- _What is being asked_:
Identify the lines that contain the string "description" and report only how many there are.
[begin Given data]
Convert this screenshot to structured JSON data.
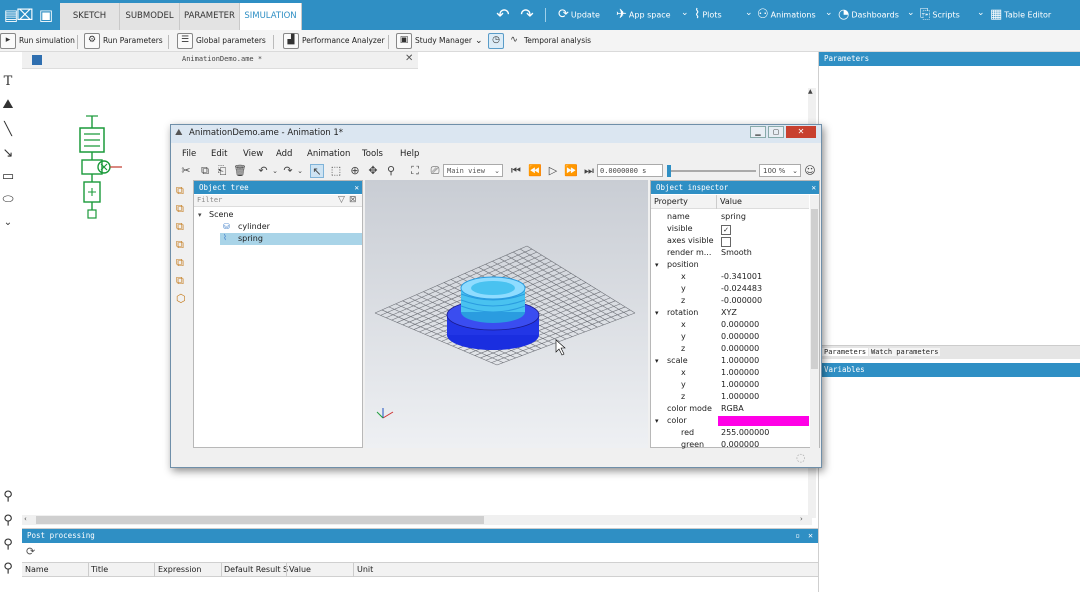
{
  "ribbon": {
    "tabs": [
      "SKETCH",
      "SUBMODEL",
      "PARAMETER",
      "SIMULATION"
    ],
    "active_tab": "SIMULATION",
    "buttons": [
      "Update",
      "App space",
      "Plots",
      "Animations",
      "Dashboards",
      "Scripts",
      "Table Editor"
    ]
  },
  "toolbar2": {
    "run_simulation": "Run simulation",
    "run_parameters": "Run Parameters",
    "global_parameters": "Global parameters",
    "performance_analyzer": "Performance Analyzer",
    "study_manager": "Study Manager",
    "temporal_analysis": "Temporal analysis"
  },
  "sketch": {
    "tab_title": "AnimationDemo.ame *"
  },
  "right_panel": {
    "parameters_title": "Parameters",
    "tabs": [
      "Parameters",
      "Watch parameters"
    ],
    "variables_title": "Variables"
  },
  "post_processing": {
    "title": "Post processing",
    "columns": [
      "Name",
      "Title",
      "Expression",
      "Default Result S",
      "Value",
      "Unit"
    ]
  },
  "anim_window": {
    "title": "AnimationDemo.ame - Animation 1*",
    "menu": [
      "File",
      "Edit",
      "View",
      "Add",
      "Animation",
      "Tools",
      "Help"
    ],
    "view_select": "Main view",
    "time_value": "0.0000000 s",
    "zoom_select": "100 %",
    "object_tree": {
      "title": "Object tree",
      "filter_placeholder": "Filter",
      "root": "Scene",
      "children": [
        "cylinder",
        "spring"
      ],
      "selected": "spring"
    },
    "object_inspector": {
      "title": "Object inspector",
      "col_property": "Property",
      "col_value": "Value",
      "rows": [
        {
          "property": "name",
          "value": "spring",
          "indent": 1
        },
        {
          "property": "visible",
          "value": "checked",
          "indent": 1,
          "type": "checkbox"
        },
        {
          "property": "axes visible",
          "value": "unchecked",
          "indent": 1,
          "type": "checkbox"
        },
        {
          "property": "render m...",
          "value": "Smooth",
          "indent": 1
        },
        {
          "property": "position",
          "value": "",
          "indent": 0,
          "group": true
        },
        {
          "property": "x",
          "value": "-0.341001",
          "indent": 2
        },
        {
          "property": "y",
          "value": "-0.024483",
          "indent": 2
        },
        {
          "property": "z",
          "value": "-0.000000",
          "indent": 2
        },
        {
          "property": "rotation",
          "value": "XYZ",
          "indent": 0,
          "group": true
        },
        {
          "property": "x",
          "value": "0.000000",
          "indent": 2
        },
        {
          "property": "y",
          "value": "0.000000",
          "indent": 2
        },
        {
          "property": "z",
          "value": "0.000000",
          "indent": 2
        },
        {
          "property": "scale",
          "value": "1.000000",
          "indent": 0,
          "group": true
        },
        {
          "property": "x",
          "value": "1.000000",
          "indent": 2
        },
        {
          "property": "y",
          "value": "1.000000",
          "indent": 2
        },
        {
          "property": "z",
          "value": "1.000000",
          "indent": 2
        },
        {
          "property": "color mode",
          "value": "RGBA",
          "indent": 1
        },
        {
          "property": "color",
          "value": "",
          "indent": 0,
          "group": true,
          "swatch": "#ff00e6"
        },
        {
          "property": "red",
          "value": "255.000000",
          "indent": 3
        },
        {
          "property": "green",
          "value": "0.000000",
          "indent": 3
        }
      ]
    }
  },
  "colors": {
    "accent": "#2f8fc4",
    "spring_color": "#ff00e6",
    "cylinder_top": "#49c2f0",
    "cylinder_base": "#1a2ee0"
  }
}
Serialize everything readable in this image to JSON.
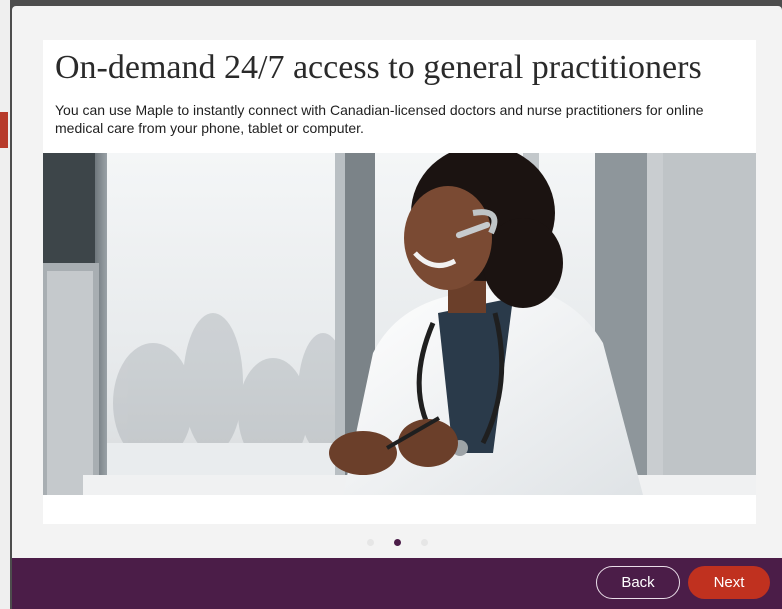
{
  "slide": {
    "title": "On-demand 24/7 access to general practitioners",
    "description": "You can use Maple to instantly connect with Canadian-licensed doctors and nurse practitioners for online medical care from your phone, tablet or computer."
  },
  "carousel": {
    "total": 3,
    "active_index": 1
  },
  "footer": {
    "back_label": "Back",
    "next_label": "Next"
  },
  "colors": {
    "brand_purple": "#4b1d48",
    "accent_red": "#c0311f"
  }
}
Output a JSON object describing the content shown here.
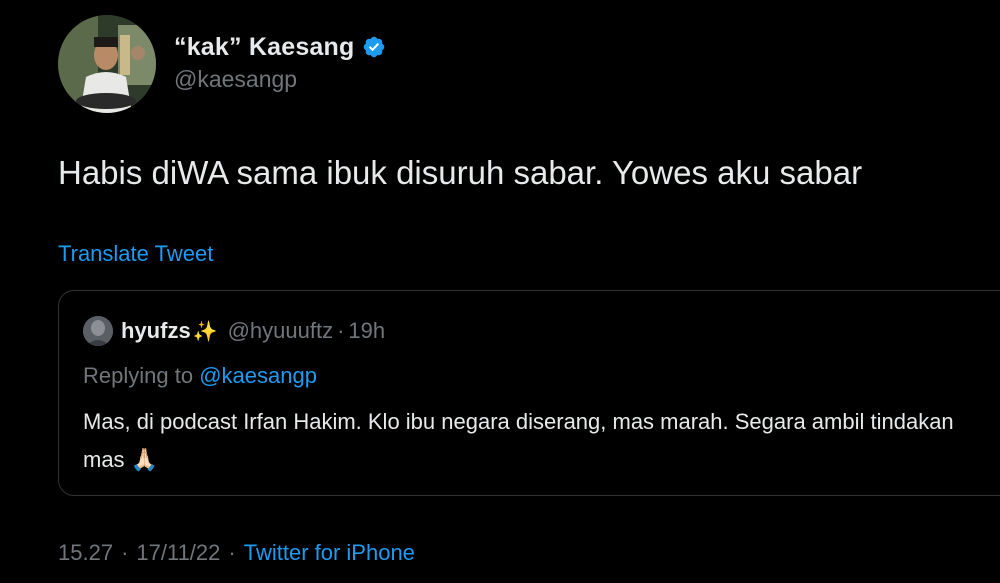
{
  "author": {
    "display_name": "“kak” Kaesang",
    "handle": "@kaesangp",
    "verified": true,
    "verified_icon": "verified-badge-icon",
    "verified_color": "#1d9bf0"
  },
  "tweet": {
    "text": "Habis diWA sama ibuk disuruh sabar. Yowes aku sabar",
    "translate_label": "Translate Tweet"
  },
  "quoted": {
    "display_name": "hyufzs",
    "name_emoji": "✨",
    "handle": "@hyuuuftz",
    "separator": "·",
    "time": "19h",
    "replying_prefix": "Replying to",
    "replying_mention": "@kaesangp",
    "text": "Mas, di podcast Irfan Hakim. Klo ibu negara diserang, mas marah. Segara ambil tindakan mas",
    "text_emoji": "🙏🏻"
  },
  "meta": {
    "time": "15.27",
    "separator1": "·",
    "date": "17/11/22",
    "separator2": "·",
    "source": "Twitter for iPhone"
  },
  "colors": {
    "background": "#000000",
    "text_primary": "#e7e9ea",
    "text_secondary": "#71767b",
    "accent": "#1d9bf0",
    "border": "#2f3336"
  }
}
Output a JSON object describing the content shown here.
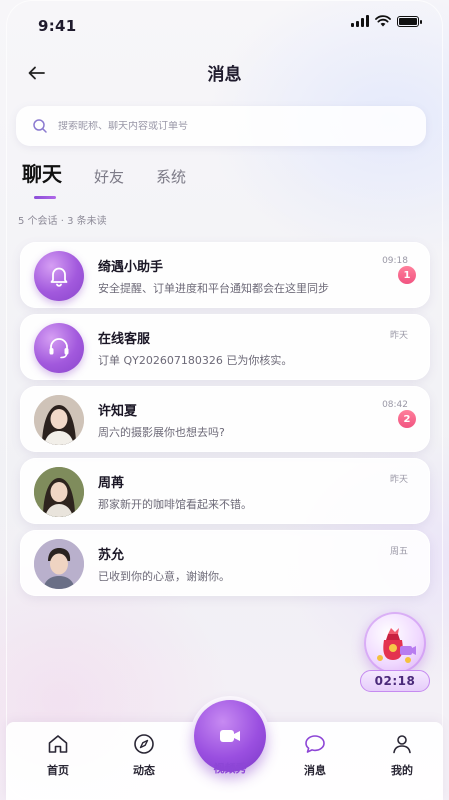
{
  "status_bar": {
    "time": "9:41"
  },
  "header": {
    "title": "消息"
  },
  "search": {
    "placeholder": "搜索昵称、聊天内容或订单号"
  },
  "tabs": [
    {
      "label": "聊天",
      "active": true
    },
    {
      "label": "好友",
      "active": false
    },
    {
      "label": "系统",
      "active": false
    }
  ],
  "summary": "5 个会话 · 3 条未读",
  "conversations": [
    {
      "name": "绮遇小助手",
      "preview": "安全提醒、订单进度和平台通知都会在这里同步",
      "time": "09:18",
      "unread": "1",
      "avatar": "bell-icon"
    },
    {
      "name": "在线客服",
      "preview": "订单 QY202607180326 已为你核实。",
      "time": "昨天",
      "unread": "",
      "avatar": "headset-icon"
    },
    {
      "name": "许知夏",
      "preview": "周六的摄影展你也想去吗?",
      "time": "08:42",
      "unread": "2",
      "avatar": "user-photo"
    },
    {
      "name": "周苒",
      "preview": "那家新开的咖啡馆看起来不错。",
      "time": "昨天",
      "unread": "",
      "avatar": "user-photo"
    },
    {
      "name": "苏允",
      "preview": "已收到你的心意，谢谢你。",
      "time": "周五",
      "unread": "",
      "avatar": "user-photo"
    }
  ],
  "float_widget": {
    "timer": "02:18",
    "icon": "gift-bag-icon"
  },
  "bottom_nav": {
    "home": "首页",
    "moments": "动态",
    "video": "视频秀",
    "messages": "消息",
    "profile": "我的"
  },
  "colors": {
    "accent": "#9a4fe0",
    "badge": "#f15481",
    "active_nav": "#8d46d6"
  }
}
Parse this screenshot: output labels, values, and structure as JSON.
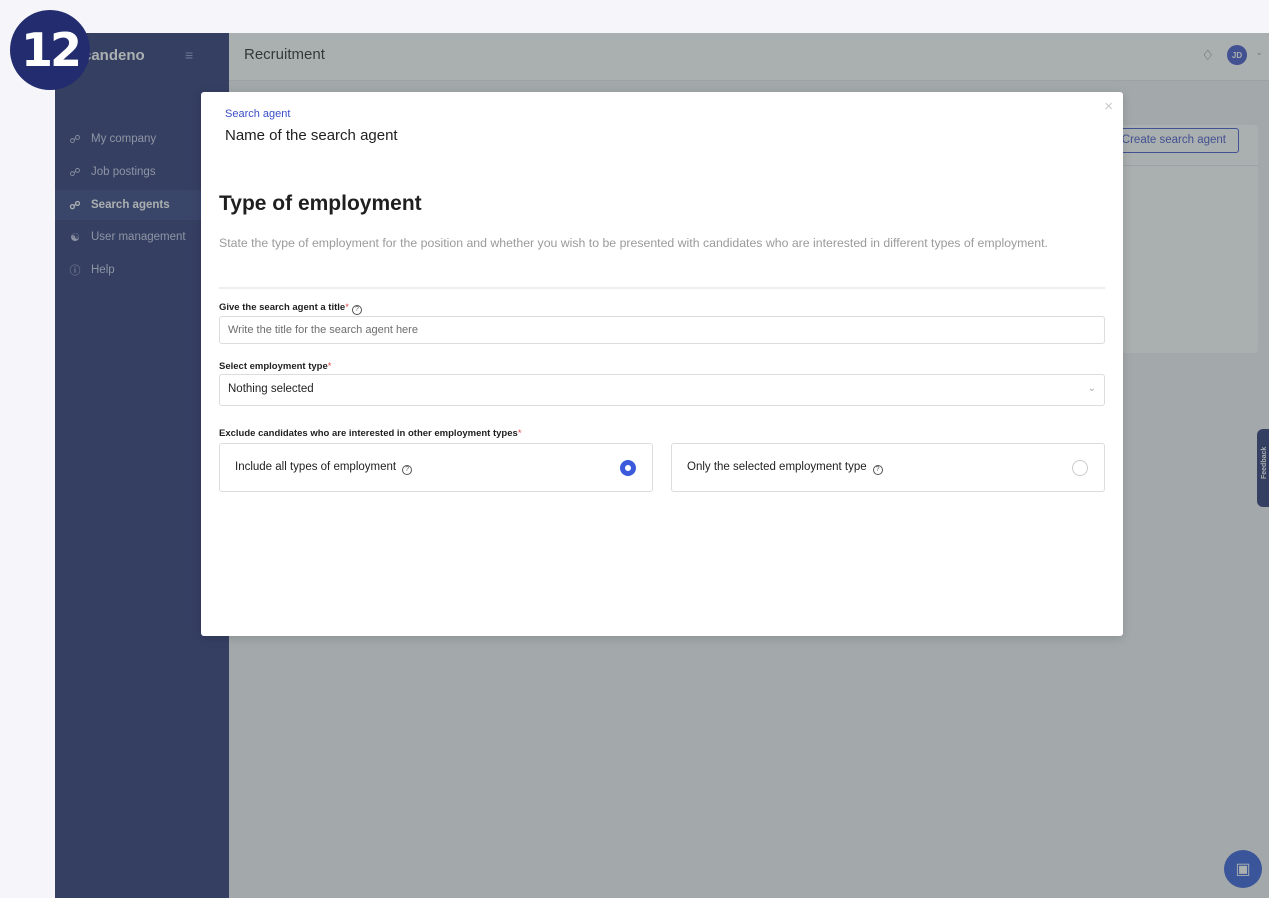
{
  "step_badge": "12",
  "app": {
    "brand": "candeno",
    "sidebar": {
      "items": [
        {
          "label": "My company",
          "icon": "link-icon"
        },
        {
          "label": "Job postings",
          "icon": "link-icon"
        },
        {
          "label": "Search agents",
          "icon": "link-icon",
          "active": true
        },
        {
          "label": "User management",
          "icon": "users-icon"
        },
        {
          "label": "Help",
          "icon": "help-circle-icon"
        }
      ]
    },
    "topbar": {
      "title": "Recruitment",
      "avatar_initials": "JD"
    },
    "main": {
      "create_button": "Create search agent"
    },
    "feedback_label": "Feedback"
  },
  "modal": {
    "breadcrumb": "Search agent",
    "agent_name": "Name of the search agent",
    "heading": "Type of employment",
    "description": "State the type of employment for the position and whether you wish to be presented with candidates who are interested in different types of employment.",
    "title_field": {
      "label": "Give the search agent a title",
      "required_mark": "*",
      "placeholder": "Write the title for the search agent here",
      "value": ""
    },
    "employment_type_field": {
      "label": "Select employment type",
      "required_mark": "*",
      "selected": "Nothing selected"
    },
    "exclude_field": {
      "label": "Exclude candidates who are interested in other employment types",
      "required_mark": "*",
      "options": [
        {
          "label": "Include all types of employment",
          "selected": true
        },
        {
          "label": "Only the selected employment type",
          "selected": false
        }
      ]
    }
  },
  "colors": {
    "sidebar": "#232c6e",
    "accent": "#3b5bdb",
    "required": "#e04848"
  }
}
[end Given data]
- _Solved problem_:
2